*** LISTED RECORDS
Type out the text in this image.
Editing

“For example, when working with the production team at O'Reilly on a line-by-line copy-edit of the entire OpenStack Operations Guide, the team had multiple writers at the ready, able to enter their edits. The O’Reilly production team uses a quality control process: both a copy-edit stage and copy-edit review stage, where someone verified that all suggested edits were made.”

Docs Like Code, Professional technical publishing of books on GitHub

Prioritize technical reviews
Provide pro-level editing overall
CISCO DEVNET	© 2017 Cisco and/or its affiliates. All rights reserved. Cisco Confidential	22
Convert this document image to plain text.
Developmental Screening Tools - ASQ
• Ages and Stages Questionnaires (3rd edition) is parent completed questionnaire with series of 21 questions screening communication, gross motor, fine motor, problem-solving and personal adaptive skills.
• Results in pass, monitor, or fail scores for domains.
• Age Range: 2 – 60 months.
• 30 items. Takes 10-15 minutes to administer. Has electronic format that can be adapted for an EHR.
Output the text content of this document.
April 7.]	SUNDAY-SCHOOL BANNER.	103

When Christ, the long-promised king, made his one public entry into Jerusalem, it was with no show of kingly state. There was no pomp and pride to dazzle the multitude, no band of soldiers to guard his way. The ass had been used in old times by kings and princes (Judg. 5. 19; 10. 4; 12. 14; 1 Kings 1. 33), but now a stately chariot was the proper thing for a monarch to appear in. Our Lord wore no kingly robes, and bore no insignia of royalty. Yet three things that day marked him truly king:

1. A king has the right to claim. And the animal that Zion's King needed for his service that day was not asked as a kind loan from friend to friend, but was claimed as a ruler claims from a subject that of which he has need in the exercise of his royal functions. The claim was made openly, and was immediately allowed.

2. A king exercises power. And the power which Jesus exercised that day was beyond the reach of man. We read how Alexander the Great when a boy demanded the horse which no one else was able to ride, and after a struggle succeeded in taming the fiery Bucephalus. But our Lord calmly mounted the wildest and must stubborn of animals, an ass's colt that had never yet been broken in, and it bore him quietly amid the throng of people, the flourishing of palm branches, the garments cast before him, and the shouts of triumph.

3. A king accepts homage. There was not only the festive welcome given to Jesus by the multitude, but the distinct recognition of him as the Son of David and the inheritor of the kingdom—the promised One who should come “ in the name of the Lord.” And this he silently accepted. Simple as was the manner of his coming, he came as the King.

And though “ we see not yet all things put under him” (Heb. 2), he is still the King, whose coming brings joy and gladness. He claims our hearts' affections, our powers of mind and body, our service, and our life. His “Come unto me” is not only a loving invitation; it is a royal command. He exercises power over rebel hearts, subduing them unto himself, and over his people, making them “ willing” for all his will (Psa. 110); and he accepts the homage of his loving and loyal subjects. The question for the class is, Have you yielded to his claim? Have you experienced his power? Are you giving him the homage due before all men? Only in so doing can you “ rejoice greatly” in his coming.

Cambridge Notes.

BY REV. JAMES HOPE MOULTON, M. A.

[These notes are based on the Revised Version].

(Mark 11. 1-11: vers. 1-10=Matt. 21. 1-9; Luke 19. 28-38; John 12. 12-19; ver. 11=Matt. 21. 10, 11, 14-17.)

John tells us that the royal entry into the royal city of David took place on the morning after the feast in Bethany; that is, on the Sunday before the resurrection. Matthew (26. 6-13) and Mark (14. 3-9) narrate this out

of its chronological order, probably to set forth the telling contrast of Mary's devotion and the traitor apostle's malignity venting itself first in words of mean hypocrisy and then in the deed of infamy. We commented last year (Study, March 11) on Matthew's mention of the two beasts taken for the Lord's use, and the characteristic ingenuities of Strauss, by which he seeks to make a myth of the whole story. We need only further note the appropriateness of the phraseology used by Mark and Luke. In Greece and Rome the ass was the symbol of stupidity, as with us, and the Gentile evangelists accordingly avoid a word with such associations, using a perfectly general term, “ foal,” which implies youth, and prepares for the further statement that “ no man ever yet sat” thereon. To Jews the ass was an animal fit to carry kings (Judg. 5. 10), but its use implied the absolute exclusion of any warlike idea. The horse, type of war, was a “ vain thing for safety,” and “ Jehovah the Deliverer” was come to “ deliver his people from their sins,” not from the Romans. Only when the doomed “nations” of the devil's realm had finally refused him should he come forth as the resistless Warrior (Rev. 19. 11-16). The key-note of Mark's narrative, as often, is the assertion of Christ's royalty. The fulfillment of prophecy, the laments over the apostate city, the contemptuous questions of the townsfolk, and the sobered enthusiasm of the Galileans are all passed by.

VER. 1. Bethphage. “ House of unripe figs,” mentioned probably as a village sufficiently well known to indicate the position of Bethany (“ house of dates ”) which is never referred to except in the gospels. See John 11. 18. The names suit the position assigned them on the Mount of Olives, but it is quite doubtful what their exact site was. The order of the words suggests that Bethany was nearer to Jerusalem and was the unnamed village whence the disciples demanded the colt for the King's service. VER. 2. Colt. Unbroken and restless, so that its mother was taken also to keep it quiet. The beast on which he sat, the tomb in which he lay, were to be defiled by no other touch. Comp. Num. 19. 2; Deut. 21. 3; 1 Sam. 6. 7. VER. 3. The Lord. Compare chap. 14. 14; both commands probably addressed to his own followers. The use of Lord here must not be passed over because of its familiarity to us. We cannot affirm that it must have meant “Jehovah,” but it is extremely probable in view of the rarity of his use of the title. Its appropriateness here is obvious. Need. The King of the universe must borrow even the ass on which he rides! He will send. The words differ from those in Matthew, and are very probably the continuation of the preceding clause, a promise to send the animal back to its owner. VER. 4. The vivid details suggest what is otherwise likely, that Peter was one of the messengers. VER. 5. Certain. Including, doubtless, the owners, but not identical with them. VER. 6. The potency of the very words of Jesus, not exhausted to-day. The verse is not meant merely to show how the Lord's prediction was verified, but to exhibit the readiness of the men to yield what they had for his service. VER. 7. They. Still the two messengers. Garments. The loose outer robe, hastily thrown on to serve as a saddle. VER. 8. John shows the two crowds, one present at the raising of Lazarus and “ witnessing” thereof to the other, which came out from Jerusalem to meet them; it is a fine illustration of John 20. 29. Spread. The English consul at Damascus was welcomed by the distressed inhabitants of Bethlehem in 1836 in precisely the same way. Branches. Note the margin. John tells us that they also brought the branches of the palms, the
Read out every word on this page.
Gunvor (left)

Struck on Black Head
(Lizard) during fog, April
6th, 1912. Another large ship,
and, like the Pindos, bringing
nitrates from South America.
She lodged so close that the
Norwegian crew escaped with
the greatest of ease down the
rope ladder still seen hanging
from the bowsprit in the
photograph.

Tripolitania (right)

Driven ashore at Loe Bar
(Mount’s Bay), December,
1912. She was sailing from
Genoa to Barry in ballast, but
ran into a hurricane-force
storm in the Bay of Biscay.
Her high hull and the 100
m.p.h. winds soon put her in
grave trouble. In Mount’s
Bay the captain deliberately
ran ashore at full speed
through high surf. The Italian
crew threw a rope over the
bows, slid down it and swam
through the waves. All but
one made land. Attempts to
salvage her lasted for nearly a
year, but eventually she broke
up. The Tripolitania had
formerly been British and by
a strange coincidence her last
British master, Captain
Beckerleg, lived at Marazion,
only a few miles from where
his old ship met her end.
******
▶ **GIVEN REQUEST**: Starting from the line containing "Read out every word on this page.", repeat each line through the end of the entries, exactly.

▶ **THE RESULT**:
Read out every word on this page.
Gunvor (left)

Struck on Black Head
(Lizard) during fog, April
6th, 1912. Another large ship,
and, like the Pindos, bringing
nitrates from South America.
She lodged so close that the
Norwegian crew escaped with
the greatest of ease down the
rope ladder still seen hanging
from the bowsprit in the
photograph.

Tripolitania (right)

Driven ashore at Loe Bar
(Mount’s Bay), December,
1912. She was sailing from
Genoa to Barry in ballast, but
ran into a hurricane-force
storm in the Bay of Biscay.
Her high hull and the 100
m.p.h. winds soon put her in
grave trouble. In Mount’s
Bay the captain deliberately
ran ashore at full speed
through high surf. The Italian
crew threw a rope over the
bows, slid down it and swam
through the waves. All but
one made land. Attempts to
salvage her lasted for nearly a
year, but eventually she broke
up. The Tripolitania had
formerly been British and by
a strange coincidence her last
British master, Captain
Beckerleg, lived at Marazion,
only a few miles from where
his old ship met her end.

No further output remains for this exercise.